_Goal_
Pull every "Konto" line out of the data below.

_Given records_
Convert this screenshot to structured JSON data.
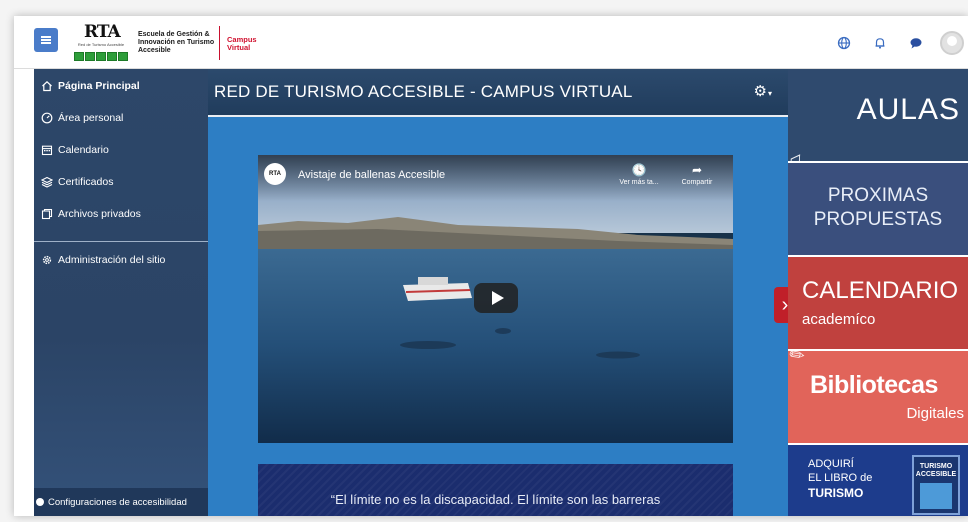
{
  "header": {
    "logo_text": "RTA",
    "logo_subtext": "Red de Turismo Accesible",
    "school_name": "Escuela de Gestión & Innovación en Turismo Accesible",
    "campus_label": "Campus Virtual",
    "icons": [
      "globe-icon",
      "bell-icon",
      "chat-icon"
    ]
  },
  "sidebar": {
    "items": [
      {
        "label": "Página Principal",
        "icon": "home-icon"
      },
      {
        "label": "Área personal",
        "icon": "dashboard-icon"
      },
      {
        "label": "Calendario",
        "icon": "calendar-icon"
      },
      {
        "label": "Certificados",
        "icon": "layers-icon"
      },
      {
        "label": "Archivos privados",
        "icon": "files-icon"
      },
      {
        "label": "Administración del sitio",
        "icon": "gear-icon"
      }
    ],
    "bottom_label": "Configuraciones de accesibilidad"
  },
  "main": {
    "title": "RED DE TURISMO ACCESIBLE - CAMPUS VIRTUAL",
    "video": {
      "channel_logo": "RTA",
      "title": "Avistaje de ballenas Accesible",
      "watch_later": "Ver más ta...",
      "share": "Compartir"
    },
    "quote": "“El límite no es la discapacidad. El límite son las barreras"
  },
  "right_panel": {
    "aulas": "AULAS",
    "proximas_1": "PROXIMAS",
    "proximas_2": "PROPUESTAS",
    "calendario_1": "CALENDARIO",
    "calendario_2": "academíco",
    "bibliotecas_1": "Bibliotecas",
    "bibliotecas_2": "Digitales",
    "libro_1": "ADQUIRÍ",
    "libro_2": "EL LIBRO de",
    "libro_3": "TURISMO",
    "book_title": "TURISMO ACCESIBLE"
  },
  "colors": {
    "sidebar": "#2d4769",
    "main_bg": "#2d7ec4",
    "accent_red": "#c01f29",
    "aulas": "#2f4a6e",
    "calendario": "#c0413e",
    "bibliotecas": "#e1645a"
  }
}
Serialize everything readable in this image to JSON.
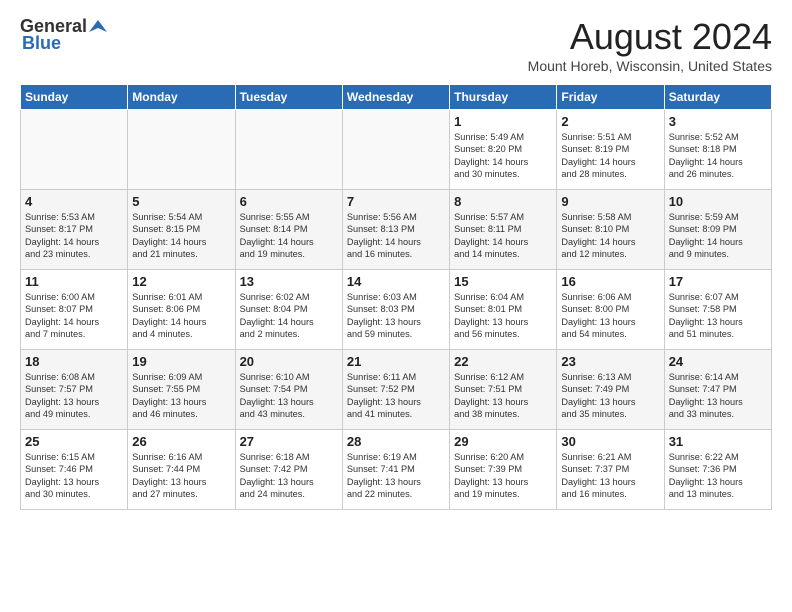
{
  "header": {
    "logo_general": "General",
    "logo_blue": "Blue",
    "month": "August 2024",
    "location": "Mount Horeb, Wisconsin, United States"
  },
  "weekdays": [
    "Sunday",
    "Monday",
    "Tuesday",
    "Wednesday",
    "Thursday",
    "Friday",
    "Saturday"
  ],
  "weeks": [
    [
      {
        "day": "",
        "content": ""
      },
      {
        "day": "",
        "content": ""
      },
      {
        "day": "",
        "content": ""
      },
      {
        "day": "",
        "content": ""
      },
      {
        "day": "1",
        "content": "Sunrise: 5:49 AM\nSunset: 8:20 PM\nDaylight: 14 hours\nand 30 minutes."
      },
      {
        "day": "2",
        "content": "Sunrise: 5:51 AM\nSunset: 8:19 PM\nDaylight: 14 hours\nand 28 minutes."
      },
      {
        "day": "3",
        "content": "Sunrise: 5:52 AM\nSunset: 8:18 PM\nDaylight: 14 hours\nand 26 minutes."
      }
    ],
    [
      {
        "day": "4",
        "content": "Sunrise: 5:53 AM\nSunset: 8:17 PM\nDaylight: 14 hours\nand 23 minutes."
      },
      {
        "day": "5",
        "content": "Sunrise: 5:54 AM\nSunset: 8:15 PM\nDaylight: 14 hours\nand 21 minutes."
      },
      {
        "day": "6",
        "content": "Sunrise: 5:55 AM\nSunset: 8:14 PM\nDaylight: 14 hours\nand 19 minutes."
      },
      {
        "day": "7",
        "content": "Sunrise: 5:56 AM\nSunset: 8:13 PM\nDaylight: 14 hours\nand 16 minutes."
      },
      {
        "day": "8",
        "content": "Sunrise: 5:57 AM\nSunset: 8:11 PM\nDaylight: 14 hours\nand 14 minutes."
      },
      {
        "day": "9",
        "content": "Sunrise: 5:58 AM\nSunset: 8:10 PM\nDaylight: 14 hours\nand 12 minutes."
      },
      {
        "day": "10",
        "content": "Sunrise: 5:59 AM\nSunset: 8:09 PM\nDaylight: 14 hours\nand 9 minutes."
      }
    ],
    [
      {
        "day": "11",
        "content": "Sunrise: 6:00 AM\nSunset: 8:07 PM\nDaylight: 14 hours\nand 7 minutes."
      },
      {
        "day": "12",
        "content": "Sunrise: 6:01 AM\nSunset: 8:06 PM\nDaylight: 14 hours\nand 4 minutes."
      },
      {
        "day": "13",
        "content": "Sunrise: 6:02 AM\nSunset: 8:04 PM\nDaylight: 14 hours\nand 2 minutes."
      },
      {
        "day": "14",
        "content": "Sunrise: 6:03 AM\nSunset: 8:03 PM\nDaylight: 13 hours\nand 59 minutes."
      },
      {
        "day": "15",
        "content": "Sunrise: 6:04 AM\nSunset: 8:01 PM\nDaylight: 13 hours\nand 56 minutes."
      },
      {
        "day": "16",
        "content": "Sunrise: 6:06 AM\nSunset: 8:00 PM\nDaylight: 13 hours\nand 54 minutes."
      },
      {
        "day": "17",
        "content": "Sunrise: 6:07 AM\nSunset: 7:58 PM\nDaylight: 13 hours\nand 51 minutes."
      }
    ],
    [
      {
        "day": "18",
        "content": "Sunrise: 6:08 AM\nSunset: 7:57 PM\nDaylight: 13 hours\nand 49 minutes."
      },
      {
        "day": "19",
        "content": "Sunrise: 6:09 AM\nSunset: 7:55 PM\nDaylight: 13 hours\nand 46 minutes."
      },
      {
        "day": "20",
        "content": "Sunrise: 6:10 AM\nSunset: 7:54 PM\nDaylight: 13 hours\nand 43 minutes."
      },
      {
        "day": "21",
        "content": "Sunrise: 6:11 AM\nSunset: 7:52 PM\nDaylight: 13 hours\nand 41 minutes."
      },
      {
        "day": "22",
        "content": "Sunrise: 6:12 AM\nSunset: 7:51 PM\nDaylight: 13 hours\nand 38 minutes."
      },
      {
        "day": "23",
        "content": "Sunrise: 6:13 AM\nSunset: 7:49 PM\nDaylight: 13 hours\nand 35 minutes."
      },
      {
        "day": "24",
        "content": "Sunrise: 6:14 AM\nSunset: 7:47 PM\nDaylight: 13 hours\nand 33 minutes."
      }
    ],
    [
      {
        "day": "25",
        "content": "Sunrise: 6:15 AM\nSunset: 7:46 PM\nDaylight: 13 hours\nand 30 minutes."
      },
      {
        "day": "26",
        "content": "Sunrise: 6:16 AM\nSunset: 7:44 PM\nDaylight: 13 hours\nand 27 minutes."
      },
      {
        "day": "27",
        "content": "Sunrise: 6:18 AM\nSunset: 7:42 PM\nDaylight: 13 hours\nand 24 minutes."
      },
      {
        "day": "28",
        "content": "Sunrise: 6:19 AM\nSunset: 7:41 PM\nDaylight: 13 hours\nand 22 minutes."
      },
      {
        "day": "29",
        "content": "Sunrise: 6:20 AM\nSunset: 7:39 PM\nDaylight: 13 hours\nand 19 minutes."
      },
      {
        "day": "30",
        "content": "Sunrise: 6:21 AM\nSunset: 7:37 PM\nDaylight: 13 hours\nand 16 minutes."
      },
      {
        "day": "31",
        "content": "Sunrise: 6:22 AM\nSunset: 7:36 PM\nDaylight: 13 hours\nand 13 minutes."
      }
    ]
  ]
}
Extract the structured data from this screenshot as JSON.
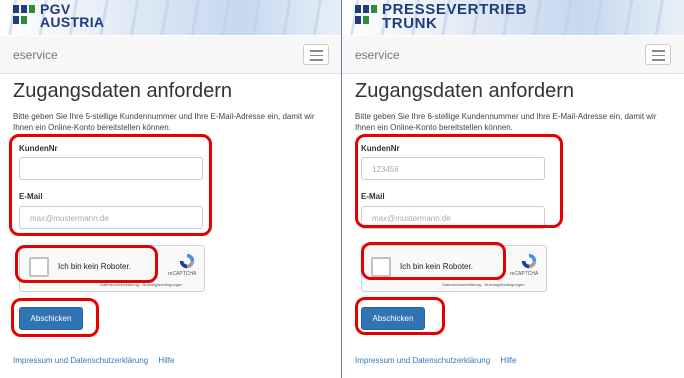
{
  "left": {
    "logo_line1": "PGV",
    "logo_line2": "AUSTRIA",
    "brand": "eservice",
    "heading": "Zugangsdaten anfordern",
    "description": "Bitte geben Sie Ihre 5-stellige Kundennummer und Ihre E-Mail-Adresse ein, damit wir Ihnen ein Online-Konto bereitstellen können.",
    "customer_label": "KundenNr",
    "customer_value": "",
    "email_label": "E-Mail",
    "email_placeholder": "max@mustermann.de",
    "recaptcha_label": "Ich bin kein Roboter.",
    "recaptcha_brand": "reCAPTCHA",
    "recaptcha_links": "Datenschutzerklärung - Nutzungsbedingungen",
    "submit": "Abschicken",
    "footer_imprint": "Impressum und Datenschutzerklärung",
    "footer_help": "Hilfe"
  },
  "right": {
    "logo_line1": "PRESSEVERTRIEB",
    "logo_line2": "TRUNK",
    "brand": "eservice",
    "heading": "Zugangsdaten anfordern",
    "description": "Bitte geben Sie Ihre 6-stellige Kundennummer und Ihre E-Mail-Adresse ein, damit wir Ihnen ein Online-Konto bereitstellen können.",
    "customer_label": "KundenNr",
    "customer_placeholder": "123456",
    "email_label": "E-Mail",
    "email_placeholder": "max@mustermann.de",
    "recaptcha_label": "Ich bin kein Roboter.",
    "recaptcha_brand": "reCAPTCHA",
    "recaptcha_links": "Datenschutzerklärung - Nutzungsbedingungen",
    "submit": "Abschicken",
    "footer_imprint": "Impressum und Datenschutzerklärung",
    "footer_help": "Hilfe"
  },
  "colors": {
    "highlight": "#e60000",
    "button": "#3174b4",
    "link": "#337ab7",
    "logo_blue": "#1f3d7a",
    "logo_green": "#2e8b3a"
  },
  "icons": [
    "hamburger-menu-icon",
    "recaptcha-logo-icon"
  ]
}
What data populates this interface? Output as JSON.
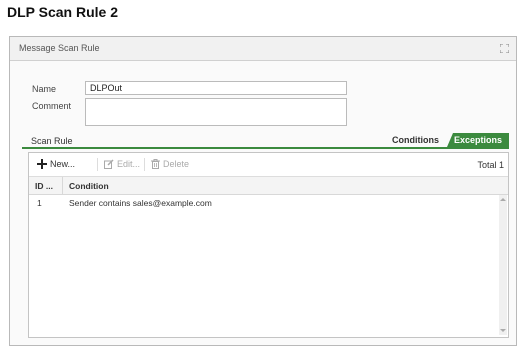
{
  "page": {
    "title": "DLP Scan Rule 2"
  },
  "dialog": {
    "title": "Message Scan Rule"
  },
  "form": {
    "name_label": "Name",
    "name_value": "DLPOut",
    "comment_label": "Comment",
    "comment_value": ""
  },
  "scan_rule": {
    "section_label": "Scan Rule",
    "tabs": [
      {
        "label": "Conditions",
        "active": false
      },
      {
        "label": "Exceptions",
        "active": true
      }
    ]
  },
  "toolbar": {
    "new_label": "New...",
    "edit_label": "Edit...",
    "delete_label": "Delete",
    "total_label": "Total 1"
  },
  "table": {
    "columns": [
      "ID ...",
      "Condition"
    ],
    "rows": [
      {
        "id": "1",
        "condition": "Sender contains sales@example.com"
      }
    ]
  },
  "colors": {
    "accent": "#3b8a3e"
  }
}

_Exercise response_
    "description": "Bitte geben Sie Ihre 5-stellige Kundennummer und Ihre E-Mail-Adresse ein, damit wir Ihnen ein Online-Konto bereitstellen können.",
    "description": "Bitte geben Sie Ihre 6-stellige Kundennummer und Ihre E-Mail-Adresse ein, damit wir Ihnen ein Online-Konto bereitstellen können.",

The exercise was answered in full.